● **Set exercise**: Reproduce all of the data exactly, with no line skipped.

● **Rows**:
■ ■ ■

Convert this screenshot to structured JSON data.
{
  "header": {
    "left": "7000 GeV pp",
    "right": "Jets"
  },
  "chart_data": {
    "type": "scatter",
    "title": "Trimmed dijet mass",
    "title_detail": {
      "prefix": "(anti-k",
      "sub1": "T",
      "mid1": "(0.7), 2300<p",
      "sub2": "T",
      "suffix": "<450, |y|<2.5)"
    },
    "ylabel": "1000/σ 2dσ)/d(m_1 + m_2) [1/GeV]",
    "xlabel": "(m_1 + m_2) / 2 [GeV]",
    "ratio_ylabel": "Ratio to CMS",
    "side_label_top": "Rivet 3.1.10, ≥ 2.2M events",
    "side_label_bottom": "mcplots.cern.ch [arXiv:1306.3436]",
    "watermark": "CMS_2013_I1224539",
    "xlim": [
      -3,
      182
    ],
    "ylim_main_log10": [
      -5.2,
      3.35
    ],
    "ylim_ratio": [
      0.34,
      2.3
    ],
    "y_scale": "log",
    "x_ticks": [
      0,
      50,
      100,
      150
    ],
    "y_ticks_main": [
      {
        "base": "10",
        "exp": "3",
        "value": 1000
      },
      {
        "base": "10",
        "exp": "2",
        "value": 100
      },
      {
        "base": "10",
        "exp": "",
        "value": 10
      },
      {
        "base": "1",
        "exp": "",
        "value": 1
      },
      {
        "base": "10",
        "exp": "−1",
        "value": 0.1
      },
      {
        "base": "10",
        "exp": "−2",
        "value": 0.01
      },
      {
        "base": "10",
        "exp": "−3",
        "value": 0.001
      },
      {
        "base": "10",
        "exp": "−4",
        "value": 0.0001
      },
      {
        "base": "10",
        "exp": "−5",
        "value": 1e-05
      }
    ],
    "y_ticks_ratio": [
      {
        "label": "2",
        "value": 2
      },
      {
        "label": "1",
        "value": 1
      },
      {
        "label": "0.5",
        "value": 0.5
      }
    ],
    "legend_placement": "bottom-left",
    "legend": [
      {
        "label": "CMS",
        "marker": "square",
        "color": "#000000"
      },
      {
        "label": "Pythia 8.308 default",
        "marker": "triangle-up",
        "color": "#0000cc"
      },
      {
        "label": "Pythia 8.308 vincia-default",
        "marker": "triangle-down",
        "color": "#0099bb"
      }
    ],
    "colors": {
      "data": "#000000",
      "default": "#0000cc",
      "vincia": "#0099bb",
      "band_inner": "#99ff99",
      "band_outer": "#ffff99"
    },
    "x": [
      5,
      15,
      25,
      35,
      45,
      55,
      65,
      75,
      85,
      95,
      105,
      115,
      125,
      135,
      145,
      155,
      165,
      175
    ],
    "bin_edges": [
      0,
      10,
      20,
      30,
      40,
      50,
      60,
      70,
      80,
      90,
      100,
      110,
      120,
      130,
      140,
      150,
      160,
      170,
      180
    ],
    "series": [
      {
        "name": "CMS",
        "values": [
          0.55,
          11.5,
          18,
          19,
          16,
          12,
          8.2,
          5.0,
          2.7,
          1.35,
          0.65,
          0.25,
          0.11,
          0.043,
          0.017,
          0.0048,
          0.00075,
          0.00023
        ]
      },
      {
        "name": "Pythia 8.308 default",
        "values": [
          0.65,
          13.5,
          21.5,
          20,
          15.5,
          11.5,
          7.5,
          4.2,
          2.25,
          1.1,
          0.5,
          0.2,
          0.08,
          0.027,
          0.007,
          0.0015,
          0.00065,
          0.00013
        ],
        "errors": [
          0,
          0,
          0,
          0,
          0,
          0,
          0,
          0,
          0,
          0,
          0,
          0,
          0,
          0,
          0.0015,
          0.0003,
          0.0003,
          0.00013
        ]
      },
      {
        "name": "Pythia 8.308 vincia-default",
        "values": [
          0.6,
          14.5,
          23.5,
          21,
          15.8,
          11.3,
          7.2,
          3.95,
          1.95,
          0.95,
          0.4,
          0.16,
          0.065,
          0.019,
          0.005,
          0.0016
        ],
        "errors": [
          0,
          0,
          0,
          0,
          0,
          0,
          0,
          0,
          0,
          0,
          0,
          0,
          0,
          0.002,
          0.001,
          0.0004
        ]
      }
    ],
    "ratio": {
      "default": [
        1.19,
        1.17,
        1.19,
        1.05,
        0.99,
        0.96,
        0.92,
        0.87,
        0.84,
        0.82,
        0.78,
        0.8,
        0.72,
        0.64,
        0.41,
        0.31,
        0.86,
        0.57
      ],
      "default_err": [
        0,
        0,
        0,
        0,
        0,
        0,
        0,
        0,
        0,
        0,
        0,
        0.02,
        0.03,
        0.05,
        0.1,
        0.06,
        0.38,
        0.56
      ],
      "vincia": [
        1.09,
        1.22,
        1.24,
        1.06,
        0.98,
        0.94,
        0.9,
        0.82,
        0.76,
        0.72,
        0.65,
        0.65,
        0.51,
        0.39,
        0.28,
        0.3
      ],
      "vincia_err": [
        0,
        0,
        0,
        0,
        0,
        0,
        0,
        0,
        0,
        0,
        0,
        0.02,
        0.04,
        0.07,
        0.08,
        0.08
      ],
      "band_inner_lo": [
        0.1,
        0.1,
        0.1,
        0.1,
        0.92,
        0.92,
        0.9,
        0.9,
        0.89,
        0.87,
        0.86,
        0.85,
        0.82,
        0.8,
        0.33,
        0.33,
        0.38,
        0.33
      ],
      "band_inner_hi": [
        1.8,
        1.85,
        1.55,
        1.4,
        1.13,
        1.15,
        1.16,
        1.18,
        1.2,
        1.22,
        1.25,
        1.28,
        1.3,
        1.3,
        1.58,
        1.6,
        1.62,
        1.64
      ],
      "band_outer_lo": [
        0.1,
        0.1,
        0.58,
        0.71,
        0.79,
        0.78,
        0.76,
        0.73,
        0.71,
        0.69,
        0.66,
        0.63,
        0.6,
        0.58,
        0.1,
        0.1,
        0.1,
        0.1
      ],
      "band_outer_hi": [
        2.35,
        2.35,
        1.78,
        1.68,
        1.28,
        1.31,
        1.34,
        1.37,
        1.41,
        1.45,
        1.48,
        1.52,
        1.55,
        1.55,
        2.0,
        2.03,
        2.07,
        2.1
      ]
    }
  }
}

■ ■ ■

● **Task output**:
Convert this screenshot to structured JSON data.
{
  "header": {
    "left": "7000 GeV pp",
    "right": "Jets"
  },
  "chart_data": {
    "type": "scatter",
    "title": "Trimmed dijet mass",
    "title_detail": {
      "prefix": "(anti-k",
      "sub1": "T",
      "mid1": "(0.7), 2300<p",
      "sub2": "T",
      "suffix": "<450, |y|<2.5)"
    },
    "ylabel": "1000/σ 2dσ)/d(m_1 + m_2) [1/GeV]",
    "xlabel": "(m_1 + m_2) / 2 [GeV]",
    "ratio_ylabel": "Ratio to CMS",
    "side_label_top": "Rivet 3.1.10, ≥ 2.2M events",
    "side_label_bottom": "mcplots.cern.ch [arXiv:1306.3436]",
    "watermark": "CMS_2013_I1224539",
    "xlim": [
      -3,
      182
    ],
    "ylim_main_log10": [
      -5.2,
      3.35
    ],
    "ylim_ratio": [
      0.34,
      2.3
    ],
    "y_scale": "log",
    "x_ticks": [
      0,
      50,
      100,
      150
    ],
    "y_ticks_main": [
      {
        "base": "10",
        "exp": "3",
        "value": 1000
      },
      {
        "base": "10",
        "exp": "2",
        "value": 100
      },
      {
        "base": "10",
        "exp": "",
        "value": 10
      },
      {
        "base": "1",
        "exp": "",
        "value": 1
      },
      {
        "base": "10",
        "exp": "−1",
        "value": 0.1
      },
      {
        "base": "10",
        "exp": "−2",
        "value": 0.01
      },
      {
        "base": "10",
        "exp": "−3",
        "value": 0.001
      },
      {
        "base": "10",
        "exp": "−4",
        "value": 0.0001
      },
      {
        "base": "10",
        "exp": "−5",
        "value": 1e-05
      }
    ],
    "y_ticks_ratio": [
      {
        "label": "2",
        "value": 2
      },
      {
        "label": "1",
        "value": 1
      },
      {
        "label": "0.5",
        "value": 0.5
      }
    ],
    "legend_placement": "bottom-left",
    "legend": [
      {
        "label": "CMS",
        "marker": "square",
        "color": "#000000"
      },
      {
        "label": "Pythia 8.308 default",
        "marker": "triangle-up",
        "color": "#0000cc"
      },
      {
        "label": "Pythia 8.308 vincia-default",
        "marker": "triangle-down",
        "color": "#0099bb"
      }
    ],
    "colors": {
      "data": "#000000",
      "default": "#0000cc",
      "vincia": "#0099bb",
      "band_inner": "#99ff99",
      "band_outer": "#ffff99"
    },
    "x": [
      5,
      15,
      25,
      35,
      45,
      55,
      65,
      75,
      85,
      95,
      105,
      115,
      125,
      135,
      145,
      155,
      165,
      175
    ],
    "bin_edges": [
      0,
      10,
      20,
      30,
      40,
      50,
      60,
      70,
      80,
      90,
      100,
      110,
      120,
      130,
      140,
      150,
      160,
      170,
      180
    ],
    "series": [
      {
        "name": "CMS",
        "values": [
          0.55,
          11.5,
          18,
          19,
          16,
          12,
          8.2,
          5.0,
          2.7,
          1.35,
          0.65,
          0.25,
          0.11,
          0.043,
          0.017,
          0.0048,
          0.00075,
          0.00023
        ]
      },
      {
        "name": "Pythia 8.308 default",
        "values": [
          0.65,
          13.5,
          21.5,
          20,
          15.5,
          11.5,
          7.5,
          4.2,
          2.25,
          1.1,
          0.5,
          0.2,
          0.08,
          0.027,
          0.007,
          0.0015,
          0.00065,
          0.00013
        ],
        "errors": [
          0,
          0,
          0,
          0,
          0,
          0,
          0,
          0,
          0,
          0,
          0,
          0,
          0,
          0,
          0.0015,
          0.0003,
          0.0003,
          0.00013
        ]
      },
      {
        "name": "Pythia 8.308 vincia-default",
        "values": [
          0.6,
          14.5,
          23.5,
          21,
          15.8,
          11.3,
          7.2,
          3.95,
          1.95,
          0.95,
          0.4,
          0.16,
          0.065,
          0.019,
          0.005,
          0.0016
        ],
        "errors": [
          0,
          0,
          0,
          0,
          0,
          0,
          0,
          0,
          0,
          0,
          0,
          0,
          0,
          0.002,
          0.001,
          0.0004
        ]
      }
    ],
    "ratio": {
      "default": [
        1.19,
        1.17,
        1.19,
        1.05,
        0.99,
        0.96,
        0.92,
        0.87,
        0.84,
        0.82,
        0.78,
        0.8,
        0.72,
        0.64,
        0.41,
        0.31,
        0.86,
        0.57
      ],
      "default_err": [
        0,
        0,
        0,
        0,
        0,
        0,
        0,
        0,
        0,
        0,
        0,
        0.02,
        0.03,
        0.05,
        0.1,
        0.06,
        0.38,
        0.56
      ],
      "vincia": [
        1.09,
        1.22,
        1.24,
        1.06,
        0.98,
        0.94,
        0.9,
        0.82,
        0.76,
        0.72,
        0.65,
        0.65,
        0.51,
        0.39,
        0.28,
        0.3
      ],
      "vincia_err": [
        0,
        0,
        0,
        0,
        0,
        0,
        0,
        0,
        0,
        0,
        0,
        0.02,
        0.04,
        0.07,
        0.08,
        0.08
      ],
      "band_inner_lo": [
        0.1,
        0.1,
        0.1,
        0.1,
        0.92,
        0.92,
        0.9,
        0.9,
        0.89,
        0.87,
        0.86,
        0.85,
        0.82,
        0.8,
        0.33,
        0.33,
        0.38,
        0.33
      ],
      "band_inner_hi": [
        1.8,
        1.85,
        1.55,
        1.4,
        1.13,
        1.15,
        1.16,
        1.18,
        1.2,
        1.22,
        1.25,
        1.28,
        1.3,
        1.3,
        1.58,
        1.6,
        1.62,
        1.64
      ],
      "band_outer_lo": [
        0.1,
        0.1,
        0.58,
        0.71,
        0.79,
        0.78,
        0.76,
        0.73,
        0.71,
        0.69,
        0.66,
        0.63,
        0.6,
        0.58,
        0.1,
        0.1,
        0.1,
        0.1
      ],
      "band_outer_hi": [
        2.35,
        2.35,
        1.78,
        1.68,
        1.28,
        1.31,
        1.34,
        1.37,
        1.41,
        1.45,
        1.48,
        1.52,
        1.55,
        1.55,
        2.0,
        2.03,
        2.07,
        2.1
      ]
    }
  }
}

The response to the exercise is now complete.